§ Required work:
Lines holding the string "forces" are the ones to copy from this listing.
>>>
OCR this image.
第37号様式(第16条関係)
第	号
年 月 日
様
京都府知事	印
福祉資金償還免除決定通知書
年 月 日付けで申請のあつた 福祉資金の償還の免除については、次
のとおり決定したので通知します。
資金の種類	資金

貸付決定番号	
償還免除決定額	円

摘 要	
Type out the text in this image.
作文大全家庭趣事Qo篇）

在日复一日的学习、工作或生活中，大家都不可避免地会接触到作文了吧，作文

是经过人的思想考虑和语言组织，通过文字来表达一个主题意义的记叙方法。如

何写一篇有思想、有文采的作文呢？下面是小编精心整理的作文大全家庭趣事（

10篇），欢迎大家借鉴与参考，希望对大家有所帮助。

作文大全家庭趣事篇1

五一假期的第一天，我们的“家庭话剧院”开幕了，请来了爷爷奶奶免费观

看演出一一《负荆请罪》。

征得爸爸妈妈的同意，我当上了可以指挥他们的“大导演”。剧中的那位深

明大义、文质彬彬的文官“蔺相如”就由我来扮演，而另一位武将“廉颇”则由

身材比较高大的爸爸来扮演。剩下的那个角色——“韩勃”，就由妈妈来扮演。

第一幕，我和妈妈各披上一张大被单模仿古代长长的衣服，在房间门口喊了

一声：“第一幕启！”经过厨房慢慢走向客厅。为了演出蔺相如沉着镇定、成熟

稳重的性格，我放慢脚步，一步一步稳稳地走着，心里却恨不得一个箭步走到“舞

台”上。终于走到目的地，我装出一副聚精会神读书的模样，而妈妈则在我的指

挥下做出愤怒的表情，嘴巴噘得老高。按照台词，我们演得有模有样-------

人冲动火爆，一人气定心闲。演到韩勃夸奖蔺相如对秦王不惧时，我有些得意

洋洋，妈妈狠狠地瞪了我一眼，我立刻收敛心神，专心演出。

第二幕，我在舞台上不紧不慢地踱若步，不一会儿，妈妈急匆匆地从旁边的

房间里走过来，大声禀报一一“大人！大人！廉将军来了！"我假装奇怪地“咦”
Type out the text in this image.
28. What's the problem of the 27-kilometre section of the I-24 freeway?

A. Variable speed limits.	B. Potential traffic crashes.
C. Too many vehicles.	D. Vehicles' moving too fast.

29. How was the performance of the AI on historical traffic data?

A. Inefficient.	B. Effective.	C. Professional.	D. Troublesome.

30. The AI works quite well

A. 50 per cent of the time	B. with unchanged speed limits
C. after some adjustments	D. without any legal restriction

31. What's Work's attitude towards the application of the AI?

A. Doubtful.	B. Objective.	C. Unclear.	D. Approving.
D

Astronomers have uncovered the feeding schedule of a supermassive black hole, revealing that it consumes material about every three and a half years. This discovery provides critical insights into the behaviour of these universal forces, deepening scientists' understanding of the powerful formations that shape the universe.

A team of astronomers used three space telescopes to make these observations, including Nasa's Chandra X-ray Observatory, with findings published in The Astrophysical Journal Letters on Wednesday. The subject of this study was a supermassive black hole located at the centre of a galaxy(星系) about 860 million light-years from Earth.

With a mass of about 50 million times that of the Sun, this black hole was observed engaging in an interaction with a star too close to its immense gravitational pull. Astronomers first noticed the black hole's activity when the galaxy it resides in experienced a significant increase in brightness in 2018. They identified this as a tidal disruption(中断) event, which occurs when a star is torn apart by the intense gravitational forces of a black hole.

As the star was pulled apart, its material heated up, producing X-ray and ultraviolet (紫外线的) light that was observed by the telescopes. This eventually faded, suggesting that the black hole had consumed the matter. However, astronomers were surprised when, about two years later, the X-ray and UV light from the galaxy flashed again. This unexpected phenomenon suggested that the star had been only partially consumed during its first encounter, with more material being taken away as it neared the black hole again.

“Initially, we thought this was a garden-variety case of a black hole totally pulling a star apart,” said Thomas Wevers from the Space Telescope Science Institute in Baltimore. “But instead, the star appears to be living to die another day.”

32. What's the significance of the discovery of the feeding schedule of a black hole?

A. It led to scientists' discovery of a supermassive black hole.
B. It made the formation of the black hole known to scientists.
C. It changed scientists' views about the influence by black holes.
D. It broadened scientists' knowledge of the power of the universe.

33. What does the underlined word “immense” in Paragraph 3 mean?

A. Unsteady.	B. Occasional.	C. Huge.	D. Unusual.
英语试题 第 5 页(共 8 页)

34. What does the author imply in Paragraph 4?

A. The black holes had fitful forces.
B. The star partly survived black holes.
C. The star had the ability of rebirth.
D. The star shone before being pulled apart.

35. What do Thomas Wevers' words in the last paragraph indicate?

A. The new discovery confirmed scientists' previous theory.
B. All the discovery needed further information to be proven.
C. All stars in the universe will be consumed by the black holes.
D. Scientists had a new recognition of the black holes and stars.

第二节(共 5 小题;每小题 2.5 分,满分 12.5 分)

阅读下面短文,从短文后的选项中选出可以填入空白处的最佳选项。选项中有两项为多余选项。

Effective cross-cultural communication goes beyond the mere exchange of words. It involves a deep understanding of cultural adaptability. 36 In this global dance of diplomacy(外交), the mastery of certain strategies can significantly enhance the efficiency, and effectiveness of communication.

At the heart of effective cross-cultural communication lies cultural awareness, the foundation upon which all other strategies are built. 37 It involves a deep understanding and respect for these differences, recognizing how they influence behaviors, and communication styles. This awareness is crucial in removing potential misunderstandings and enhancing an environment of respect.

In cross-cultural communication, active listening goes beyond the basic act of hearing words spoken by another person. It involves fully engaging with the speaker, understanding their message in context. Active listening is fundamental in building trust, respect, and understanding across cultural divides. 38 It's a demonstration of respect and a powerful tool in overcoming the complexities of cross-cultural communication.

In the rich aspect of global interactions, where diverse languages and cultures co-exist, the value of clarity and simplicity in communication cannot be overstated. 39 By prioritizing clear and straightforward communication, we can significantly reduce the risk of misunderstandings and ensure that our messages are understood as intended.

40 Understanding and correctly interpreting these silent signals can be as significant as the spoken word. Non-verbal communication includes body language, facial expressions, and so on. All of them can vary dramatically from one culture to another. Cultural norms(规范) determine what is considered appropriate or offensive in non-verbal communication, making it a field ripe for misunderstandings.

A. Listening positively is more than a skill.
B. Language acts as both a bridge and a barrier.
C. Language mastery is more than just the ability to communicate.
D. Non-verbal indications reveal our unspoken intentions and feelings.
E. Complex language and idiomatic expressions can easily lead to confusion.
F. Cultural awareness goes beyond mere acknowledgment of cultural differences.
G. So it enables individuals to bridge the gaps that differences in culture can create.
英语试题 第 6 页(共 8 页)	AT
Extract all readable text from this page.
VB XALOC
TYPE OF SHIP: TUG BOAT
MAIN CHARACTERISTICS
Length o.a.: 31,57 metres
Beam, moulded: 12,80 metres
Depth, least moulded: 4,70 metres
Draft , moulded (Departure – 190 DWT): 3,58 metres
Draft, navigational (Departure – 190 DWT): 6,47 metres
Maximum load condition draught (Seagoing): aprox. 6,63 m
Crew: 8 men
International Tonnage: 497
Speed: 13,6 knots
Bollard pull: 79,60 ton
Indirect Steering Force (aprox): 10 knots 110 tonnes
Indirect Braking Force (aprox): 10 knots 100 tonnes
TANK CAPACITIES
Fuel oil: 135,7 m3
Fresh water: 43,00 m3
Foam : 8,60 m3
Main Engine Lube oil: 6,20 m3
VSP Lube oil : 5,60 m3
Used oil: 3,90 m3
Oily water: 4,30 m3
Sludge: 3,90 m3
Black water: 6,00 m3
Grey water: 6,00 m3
<<<
§ Written response:
Astronomers have uncovered the feeding schedule of a supermassive black hole, revealing that it consumes material about every three and a half years. This discovery provides critical insights into the behaviour of these universal forces, deepening scientists' understanding of the powerful formations that shape the universe.
With a mass of about 50 million times that of the Sun, this black hole was observed engaging in an interaction with a star too close to its immense gravitational pull. Astronomers first noticed the black hole's activity when the galaxy it resides in experienced a significant increase in brightness in 2018. They identified this as a tidal disruption(中断) event, which occurs when a star is torn apart by the intense gravitational forces of a black hole.
A. The black holes had fitful forces.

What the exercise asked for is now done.